Omit the images, then print each record below exactly as it reads.

— BEGIN Input rows —

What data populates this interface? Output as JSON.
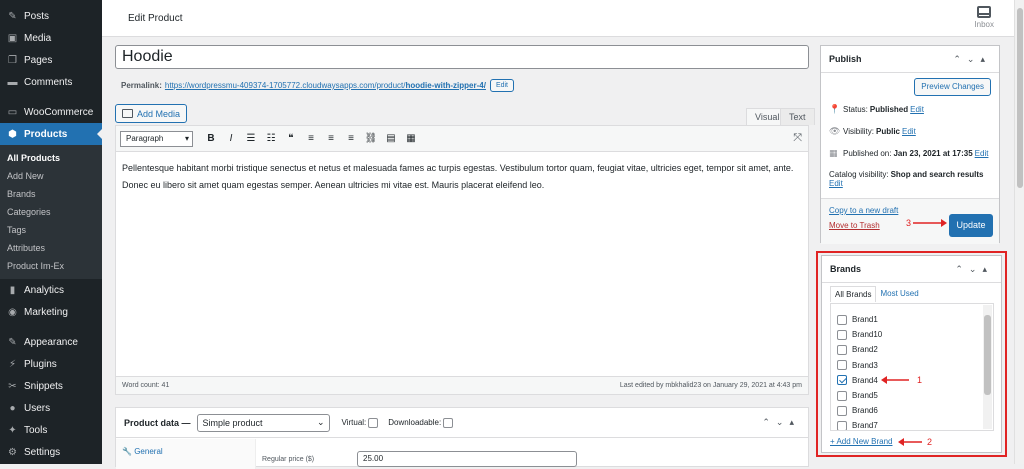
{
  "sidebar": {
    "items": [
      {
        "label": "Posts",
        "icon": "pin-icon"
      },
      {
        "label": "Media",
        "icon": "media-icon"
      },
      {
        "label": "Pages",
        "icon": "pages-icon"
      },
      {
        "label": "Comments",
        "icon": "comments-icon"
      }
    ],
    "woo": {
      "label": "WooCommerce",
      "icon": "woo-icon"
    },
    "products": {
      "label": "Products",
      "icon": "products-icon"
    },
    "subitems": [
      "All Products",
      "Add New",
      "Brands",
      "Categories",
      "Tags",
      "Attributes",
      "Product Im-Ex"
    ],
    "lower": [
      {
        "label": "Analytics",
        "icon": "analytics-icon"
      },
      {
        "label": "Marketing",
        "icon": "marketing-icon"
      }
    ],
    "bottom": [
      {
        "label": "Appearance",
        "icon": "appearance-icon"
      },
      {
        "label": "Plugins",
        "icon": "plugins-icon"
      },
      {
        "label": "Snippets",
        "icon": "snippets-icon"
      },
      {
        "label": "Users",
        "icon": "users-icon"
      },
      {
        "label": "Tools",
        "icon": "tools-icon"
      },
      {
        "label": "Settings",
        "icon": "settings-icon"
      }
    ]
  },
  "header": {
    "title": "Edit Product",
    "inbox": "Inbox"
  },
  "editor": {
    "title_value": "Hoodie",
    "permalink_label": "Permalink:",
    "permalink_url": "https://wordpressmu-409374-1705772.cloudwaysapps.com/product/",
    "permalink_slug": "hoodie-with-zipper-4/",
    "permalink_edit": "Edit",
    "add_media": "Add Media",
    "tab_visual": "Visual",
    "tab_text": "Text",
    "format": "Paragraph",
    "content": "Pellentesque habitant morbi tristique senectus et netus et malesuada fames ac turpis egestas. Vestibulum tortor quam, feugiat vitae, ultricies eget, tempor sit amet, ante. Donec eu libero sit amet quam egestas semper. Aenean ultricies mi vitae est. Mauris placerat eleifend leo.",
    "word_count": "Word count: 41",
    "last_edited": "Last edited by mbkhalid23 on January 29, 2021 at 4:43 pm"
  },
  "product_data": {
    "label": "Product data —",
    "type": "Simple product",
    "virtual": "Virtual:",
    "downloadable": "Downloadable:",
    "tab_general": "General",
    "regular_price_label": "Regular price ($)",
    "regular_price": "25.00"
  },
  "publish": {
    "title": "Publish",
    "preview": "Preview Changes",
    "status_label": "Status:",
    "status": "Published",
    "visibility_label": "Visibility:",
    "visibility": "Public",
    "published_on_label": "Published on:",
    "published_on": "Jan 23, 2021 at 17:35",
    "edit": "Edit",
    "catalog_label": "Catalog visibility:",
    "catalog": "Shop and search results",
    "copy_draft": "Copy to a new draft",
    "trash": "Move to Trash",
    "update": "Update"
  },
  "brands": {
    "title": "Brands",
    "tab_all": "All Brands",
    "tab_most_used": "Most Used",
    "items": [
      {
        "label": "Brand1",
        "checked": false
      },
      {
        "label": "Brand10",
        "checked": false
      },
      {
        "label": "Brand2",
        "checked": false
      },
      {
        "label": "Brand3",
        "checked": false
      },
      {
        "label": "Brand4",
        "checked": true
      },
      {
        "label": "Brand5",
        "checked": false
      },
      {
        "label": "Brand6",
        "checked": false
      },
      {
        "label": "Brand7",
        "checked": false
      }
    ],
    "add_new": "+ Add New Brand"
  },
  "annotations": {
    "one": "1",
    "two": "2",
    "three": "3"
  },
  "colors": {
    "accent": "#2271b1",
    "annotation": "#e02424",
    "sidebar_bg": "#1d2327"
  }
}
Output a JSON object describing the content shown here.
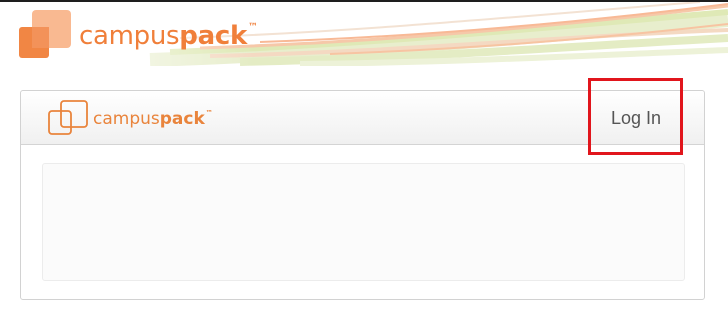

— END Input rows —

• Reply:
What data populates this interface? Output as JSON.
{
  "sidebar": {
    "items": [
      {
        "label": "Posts",
        "icon": "pin-icon"
      },
      {
        "label": "Media",
        "icon": "media-icon"
      },
      {
        "label": "Pages",
        "icon": "pages-icon"
      },
      {
        "label": "Comments",
        "icon": "comments-icon"
      }
    ],
    "woo": {
      "label": "WooCommerce",
      "icon": "woo-icon"
    },
    "products": {
      "label": "Products",
      "icon": "products-icon"
    },
    "subitems": [
      "All Products",
      "Add New",
      "Brands",
      "Categories",
      "Tags",
      "Attributes",
      "Product Im-Ex"
    ],
    "lower": [
      {
        "label": "Analytics",
        "icon": "analytics-icon"
      },
      {
        "label": "Marketing",
        "icon": "marketing-icon"
      }
    ],
    "bottom": [
      {
        "label": "Appearance",
        "icon": "appearance-icon"
      },
      {
        "label": "Plugins",
        "icon": "plugins-icon"
      },
      {
        "label": "Snippets",
        "icon": "snippets-icon"
      },
      {
        "label": "Users",
        "icon": "users-icon"
      },
      {
        "label": "Tools",
        "icon": "tools-icon"
      },
      {
        "label": "Settings",
        "icon": "settings-icon"
      }
    ]
  },
  "header": {
    "title": "Edit Product",
    "inbox": "Inbox"
  },
  "editor": {
    "title_value": "Hoodie",
    "permalink_label": "Permalink:",
    "permalink_url": "https://wordpressmu-409374-1705772.cloudwaysapps.com/product/",
    "permalink_slug": "hoodie-with-zipper-4/",
    "permalink_edit": "Edit",
    "add_media": "Add Media",
    "tab_visual": "Visual",
    "tab_text": "Text",
    "format": "Paragraph",
    "content": "Pellentesque habitant morbi tristique senectus et netus et malesuada fames ac turpis egestas. Vestibulum tortor quam, feugiat vitae, ultricies eget, tempor sit amet, ante. Donec eu libero sit amet quam egestas semper. Aenean ultricies mi vitae est. Mauris placerat eleifend leo.",
    "word_count": "Word count: 41",
    "last_edited": "Last edited by mbkhalid23 on January 29, 2021 at 4:43 pm"
  },
  "product_data": {
    "label": "Product data —",
    "type": "Simple product",
    "virtual": "Virtual:",
    "downloadable": "Downloadable:",
    "tab_general": "General",
    "regular_price_label": "Regular price ($)",
    "regular_price": "25.00"
  },
  "publish": {
    "title": "Publish",
    "preview": "Preview Changes",
    "status_label": "Status:",
    "status": "Published",
    "visibility_label": "Visibility:",
    "visibility": "Public",
    "published_on_label": "Published on:",
    "published_on": "Jan 23, 2021 at 17:35",
    "edit": "Edit",
    "catalog_label": "Catalog visibility:",
    "catalog": "Shop and search results",
    "copy_draft": "Copy to a new draft",
    "trash": "Move to Trash",
    "update": "Update"
  },
  "brands": {
    "title": "Brands",
    "tab_all": "All Brands",
    "tab_most_used": "Most Used",
    "items": [
      {
        "label": "Brand1",
        "checked": false
      },
      {
        "label": "Brand10",
        "checked": false
      },
      {
        "label": "Brand2",
        "checked": false
      },
      {
        "label": "Brand3",
        "checked": false
      },
      {
        "label": "Brand4",
        "checked": true
      },
      {
        "label": "Brand5",
        "checked": false
      },
      {
        "label": "Brand6",
        "checked": false
      },
      {
        "label": "Brand7",
        "checked": false
      }
    ],
    "add_new": "+ Add New Brand"
  },
  "annotations": {
    "one": "1",
    "two": "2",
    "three": "3"
  },
  "colors": {
    "accent": "#2271b1",
    "annotation": "#e02424",
    "sidebar_bg": "#1d2327"
  }
}
Output a JSON object describing the content shown here.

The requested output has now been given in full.